### Exercise description:
Reproduce every record below exactly as written, but leave out any pictures.

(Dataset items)
_ _ _

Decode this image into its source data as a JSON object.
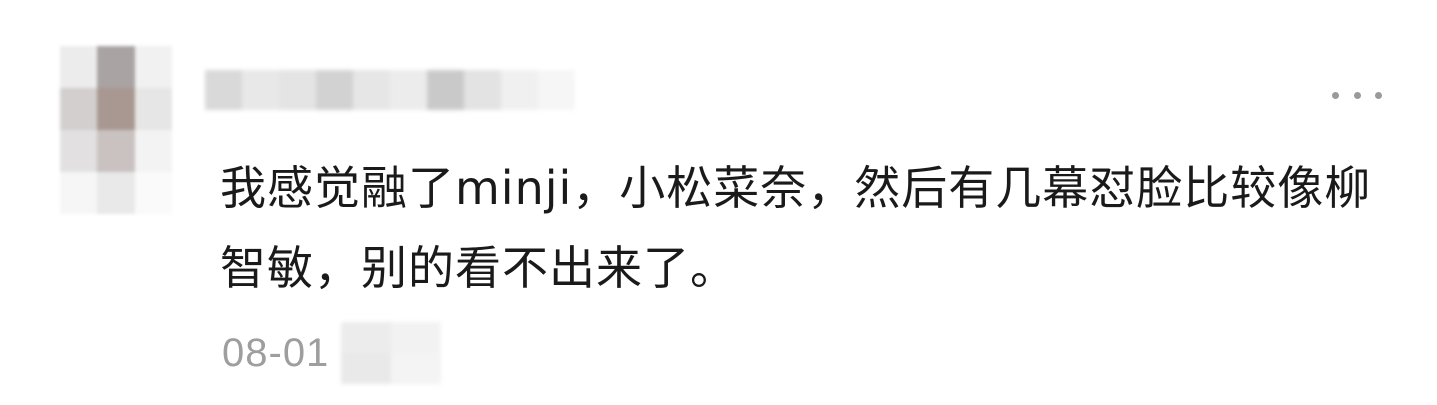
{
  "comment": {
    "text": "我感觉融了minji，小松菜奈，然后有几幕怼脸比较像柳智敏，别的看不出来了。",
    "date": "08-01",
    "more_icon": "more-horizontal-icon"
  },
  "colors": {
    "text": "#1a1a1a",
    "date": "#9e9e9e",
    "more_dots": "#9a9a9a",
    "avatar_mosaic": [
      "#ececec",
      "#a9a3a3",
      "#f1f1f1",
      "#d3cfcf",
      "#a99891",
      "#e6e6e6",
      "#e2e0e0",
      "#c9c2c0",
      "#f3f3f3",
      "#f6f6f6",
      "#e9e9e9",
      "#fafafa"
    ],
    "username_mosaic": [
      "#d9d9d9",
      "#e8e8e8",
      "#e4e4e4",
      "#d2d2d2",
      "#e6e6e6",
      "#ececec",
      "#c9c9c9",
      "#e3e3e3",
      "#f0f0f0",
      "#f6f6f6"
    ],
    "location_mosaic": [
      "#ececec",
      "#f2f2f2",
      "#e9e9e9",
      "#f4f4f4"
    ]
  }
}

_ _ _

### Output for this task:
Decode this image into its source data as a JSON object.
{
  "comment": {
    "text": "我感觉融了minji，小松菜奈，然后有几幕怼脸比较像柳智敏，别的看不出来了。",
    "date": "08-01",
    "more_icon": "more-horizontal-icon"
  },
  "colors": {
    "text": "#1a1a1a",
    "date": "#9e9e9e",
    "more_dots": "#9a9a9a",
    "avatar_mosaic": [
      "#ececec",
      "#a9a3a3",
      "#f1f1f1",
      "#d3cfcf",
      "#a99891",
      "#e6e6e6",
      "#e2e0e0",
      "#c9c2c0",
      "#f3f3f3",
      "#f6f6f6",
      "#e9e9e9",
      "#fafafa"
    ],
    "username_mosaic": [
      "#d9d9d9",
      "#e8e8e8",
      "#e4e4e4",
      "#d2d2d2",
      "#e6e6e6",
      "#ececec",
      "#c9c9c9",
      "#e3e3e3",
      "#f0f0f0",
      "#f6f6f6"
    ],
    "location_mosaic": [
      "#ececec",
      "#f2f2f2",
      "#e9e9e9",
      "#f4f4f4"
    ]
  }
}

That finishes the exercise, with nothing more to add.